>> begin DATA FOR PROCESSING

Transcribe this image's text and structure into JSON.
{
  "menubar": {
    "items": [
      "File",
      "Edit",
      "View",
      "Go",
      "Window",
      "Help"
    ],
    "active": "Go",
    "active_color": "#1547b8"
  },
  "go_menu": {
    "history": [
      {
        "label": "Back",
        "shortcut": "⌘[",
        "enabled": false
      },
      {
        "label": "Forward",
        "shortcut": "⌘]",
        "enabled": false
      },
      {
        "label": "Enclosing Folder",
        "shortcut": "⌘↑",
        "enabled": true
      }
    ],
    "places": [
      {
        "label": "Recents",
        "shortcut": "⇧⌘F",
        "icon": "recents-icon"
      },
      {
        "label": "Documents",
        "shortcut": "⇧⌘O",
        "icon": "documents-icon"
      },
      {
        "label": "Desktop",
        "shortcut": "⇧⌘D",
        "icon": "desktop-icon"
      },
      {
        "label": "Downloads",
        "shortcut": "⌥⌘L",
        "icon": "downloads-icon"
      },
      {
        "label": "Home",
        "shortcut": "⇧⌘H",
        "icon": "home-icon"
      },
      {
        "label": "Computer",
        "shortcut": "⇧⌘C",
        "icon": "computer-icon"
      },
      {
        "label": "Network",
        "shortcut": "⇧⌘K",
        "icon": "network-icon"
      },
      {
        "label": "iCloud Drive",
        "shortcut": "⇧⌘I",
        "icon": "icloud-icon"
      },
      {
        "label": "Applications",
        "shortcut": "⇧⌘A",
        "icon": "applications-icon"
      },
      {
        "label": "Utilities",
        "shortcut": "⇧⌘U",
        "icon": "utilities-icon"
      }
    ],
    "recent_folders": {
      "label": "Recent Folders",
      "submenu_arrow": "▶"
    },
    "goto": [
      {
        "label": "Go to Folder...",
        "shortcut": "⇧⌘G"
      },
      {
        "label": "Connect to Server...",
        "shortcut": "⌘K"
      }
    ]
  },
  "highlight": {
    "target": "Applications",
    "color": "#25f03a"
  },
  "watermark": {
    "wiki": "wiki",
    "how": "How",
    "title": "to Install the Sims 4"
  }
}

>> end DATA FOR PROCESSING

EXERCISE:
From the listing, tally every line with the word "icon" in it and give only the tally.

ANSWER TO THE PROBLEM:
10